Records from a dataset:
# # # # #

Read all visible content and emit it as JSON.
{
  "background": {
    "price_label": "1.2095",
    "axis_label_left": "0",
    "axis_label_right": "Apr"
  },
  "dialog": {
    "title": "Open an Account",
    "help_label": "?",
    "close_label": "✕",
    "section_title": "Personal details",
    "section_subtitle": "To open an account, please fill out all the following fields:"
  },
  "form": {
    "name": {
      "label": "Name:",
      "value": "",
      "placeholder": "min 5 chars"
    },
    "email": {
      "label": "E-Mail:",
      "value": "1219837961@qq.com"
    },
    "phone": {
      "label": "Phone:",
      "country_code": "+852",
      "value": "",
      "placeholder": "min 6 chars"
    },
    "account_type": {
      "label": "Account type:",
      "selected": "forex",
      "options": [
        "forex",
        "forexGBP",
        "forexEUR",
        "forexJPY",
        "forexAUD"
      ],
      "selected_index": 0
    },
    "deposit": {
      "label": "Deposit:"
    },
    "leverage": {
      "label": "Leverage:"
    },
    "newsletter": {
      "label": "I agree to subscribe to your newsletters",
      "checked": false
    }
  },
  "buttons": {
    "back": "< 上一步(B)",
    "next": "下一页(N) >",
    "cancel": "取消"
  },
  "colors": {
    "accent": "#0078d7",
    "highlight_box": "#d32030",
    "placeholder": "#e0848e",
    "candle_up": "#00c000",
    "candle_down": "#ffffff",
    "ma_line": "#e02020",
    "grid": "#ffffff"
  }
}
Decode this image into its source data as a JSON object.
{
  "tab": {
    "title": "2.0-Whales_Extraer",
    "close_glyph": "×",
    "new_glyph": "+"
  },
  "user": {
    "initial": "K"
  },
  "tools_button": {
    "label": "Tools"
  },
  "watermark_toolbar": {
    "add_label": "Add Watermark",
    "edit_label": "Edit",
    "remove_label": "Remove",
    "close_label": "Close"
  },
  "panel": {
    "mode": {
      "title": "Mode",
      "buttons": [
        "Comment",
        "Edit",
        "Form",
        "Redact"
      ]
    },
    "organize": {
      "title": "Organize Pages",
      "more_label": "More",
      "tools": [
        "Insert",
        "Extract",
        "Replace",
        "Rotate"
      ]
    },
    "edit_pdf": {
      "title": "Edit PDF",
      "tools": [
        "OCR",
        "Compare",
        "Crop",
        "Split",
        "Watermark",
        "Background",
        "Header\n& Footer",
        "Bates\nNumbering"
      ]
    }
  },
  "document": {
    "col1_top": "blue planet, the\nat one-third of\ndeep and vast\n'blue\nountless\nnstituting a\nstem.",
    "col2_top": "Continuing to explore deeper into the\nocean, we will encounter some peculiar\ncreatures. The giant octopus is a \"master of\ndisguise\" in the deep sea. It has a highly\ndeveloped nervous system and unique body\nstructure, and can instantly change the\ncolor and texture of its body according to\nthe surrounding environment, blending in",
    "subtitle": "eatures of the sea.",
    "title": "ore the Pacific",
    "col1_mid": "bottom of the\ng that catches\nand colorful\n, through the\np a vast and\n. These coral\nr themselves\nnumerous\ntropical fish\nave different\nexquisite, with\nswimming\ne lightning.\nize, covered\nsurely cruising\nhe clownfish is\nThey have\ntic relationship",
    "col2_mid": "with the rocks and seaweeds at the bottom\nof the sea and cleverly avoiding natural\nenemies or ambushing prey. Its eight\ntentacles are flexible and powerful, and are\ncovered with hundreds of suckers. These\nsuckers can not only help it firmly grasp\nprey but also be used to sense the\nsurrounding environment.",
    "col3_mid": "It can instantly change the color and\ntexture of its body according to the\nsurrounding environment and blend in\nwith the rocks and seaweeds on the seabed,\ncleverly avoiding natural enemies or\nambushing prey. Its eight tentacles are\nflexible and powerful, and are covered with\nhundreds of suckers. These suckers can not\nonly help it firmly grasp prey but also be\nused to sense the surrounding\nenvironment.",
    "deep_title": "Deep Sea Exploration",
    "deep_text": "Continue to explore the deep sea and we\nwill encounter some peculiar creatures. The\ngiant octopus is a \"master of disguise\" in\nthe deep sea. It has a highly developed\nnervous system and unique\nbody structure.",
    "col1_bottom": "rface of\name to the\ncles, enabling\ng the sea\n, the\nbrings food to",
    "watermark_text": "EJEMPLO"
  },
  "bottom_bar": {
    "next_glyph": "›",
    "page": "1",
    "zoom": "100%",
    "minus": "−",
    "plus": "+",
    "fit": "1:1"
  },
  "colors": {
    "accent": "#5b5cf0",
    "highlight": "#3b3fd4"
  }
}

# # # # #

__Brief__. Search the data above for lines holding "chars" and copy each of them.

__Answer to this task__.
      "placeholder": "min 5 chars"
      "placeholder": "min 6 chars"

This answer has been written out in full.